Exercise requirements ->
Lines containing "name" should be pulled from the material below.

Study material ->
* * * * * * * * *

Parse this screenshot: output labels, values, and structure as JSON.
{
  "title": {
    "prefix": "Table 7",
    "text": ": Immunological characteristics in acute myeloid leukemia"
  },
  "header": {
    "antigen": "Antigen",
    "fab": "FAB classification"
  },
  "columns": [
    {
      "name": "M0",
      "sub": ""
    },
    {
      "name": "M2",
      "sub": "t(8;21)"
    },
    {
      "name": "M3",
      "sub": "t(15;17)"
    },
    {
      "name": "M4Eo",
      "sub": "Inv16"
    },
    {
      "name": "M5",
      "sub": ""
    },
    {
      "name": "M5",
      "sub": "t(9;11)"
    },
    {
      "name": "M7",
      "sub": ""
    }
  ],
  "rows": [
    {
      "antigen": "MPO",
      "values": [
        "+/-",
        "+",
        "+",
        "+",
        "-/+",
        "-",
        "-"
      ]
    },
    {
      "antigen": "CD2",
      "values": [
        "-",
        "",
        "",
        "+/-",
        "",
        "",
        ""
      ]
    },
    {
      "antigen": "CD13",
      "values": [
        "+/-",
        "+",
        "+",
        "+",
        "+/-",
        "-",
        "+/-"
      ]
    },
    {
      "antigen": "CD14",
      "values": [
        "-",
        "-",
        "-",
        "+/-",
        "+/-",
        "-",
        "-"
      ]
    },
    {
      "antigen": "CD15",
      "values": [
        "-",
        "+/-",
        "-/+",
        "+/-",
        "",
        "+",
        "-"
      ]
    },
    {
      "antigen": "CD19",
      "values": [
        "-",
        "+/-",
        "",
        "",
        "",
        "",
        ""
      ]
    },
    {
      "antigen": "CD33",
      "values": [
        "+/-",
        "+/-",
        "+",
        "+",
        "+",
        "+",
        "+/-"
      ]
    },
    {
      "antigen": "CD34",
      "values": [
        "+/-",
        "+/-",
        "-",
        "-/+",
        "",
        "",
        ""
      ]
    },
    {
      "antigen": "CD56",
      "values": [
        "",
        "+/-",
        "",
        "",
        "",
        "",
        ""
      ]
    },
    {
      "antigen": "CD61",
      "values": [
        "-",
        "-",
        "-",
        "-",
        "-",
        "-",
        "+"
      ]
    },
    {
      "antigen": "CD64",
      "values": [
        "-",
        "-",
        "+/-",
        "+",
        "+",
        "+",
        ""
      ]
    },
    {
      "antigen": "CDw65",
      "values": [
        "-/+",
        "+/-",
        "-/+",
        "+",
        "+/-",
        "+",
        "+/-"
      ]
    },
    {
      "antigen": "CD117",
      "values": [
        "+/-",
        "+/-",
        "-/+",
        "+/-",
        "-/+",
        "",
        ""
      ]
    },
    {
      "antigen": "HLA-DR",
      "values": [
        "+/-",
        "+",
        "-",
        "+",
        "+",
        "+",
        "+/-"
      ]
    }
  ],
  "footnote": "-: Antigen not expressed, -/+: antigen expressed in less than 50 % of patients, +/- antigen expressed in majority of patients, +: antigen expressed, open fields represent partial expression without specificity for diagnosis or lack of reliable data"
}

* * * * * * * * *

Response to the task ->
      "name": "M0",
      "name": "M2",
      "name": "M3",
      "name": "M4Eo",
      "name": "M5",
      "name": "M5",
      "name": "M7",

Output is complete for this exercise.